Document page data:
--------------------------------

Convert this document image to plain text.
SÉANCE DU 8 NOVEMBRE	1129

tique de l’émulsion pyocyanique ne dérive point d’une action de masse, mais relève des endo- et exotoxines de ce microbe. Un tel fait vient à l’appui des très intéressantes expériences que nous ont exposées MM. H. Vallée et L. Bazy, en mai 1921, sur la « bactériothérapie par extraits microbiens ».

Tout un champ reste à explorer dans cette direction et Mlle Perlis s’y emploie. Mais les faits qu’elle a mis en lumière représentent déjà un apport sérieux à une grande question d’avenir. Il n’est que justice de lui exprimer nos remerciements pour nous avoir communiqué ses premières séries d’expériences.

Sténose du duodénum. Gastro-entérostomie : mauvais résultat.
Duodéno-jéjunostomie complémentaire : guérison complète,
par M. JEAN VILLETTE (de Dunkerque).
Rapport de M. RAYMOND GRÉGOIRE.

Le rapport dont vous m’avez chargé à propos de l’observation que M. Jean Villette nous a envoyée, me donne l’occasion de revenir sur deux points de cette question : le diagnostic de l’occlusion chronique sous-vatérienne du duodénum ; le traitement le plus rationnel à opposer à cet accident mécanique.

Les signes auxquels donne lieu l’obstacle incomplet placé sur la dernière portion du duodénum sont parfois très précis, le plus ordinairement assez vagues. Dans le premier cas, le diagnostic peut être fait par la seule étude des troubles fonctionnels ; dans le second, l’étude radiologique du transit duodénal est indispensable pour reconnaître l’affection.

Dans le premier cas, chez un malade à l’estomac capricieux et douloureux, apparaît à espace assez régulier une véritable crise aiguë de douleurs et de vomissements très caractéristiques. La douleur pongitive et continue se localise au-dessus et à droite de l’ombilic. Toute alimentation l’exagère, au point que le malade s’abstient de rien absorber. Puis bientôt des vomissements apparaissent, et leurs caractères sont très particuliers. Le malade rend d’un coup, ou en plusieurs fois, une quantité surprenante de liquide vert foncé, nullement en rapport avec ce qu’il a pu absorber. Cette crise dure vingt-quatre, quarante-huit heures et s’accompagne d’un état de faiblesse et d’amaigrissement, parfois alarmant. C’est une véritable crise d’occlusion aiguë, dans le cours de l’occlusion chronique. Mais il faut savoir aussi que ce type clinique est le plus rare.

--------------------------------

### Exercise objective
The required output is the complete set of records, reproduced exactly.

### Answer to this task
Convert this document image to plain text.
SÉANCE DU 8 NOVEMBRE	1129

tique de l’émulsion pyocyanique ne dérive point d’une action de masse, mais relève des endo- et exotoxines de ce microbe. Un tel fait vient à l’appui des très intéressantes expériences que nous ont exposées MM. H. Vallée et L. Bazy, en mai 1921, sur la « bactériothérapie par extraits microbiens ».

Tout un champ reste à explorer dans cette direction et Mlle Perlis s’y emploie. Mais les faits qu’elle a mis en lumière représentent déjà un apport sérieux à une grande question d’avenir. Il n’est que justice de lui exprimer nos remerciements pour nous avoir communiqué ses premières séries d’expériences.

Sténose du duodénum. Gastro-entérostomie : mauvais résultat.
Duodéno-jéjunostomie complémentaire : guérison complète,
par M. JEAN VILLETTE (de Dunkerque).
Rapport de M. RAYMOND GRÉGOIRE.

Le rapport dont vous m’avez chargé à propos de l’observation que M. Jean Villette nous a envoyée, me donne l’occasion de revenir sur deux points de cette question : le diagnostic de l’occlusion chronique sous-vatérienne du duodénum ; le traitement le plus rationnel à opposer à cet accident mécanique.

Les signes auxquels donne lieu l’obstacle incomplet placé sur la dernière portion du duodénum sont parfois très précis, le plus ordinairement assez vagues. Dans le premier cas, le diagnostic peut être fait par la seule étude des troubles fonctionnels ; dans le second, l’étude radiologique du transit duodénal est indispensable pour reconnaître l’affection.

Dans le premier cas, chez un malade à l’estomac capricieux et douloureux, apparaît à espace assez régulier une véritable crise aiguë de douleurs et de vomissements très caractéristiques. La douleur pongitive et continue se localise au-dessus et à droite de l’ombilic. Toute alimentation l’exagère, au point que le malade s’abstient de rien absorber. Puis bientôt des vomissements apparaissent, et leurs caractères sont très particuliers. Le malade rend d’un coup, ou en plusieurs fois, une quantité surprenante de liquide vert foncé, nullement en rapport avec ce qu’il a pu absorber. Cette crise dure vingt-quatre, quarante-huit heures et s’accompagne d’un état de faiblesse et d’amaigrissement, parfois alarmant. C’est une véritable crise d’occlusion aiguë, dans le cours de l’occlusion chronique. Mais il faut savoir aussi que ce type clinique est le plus rare.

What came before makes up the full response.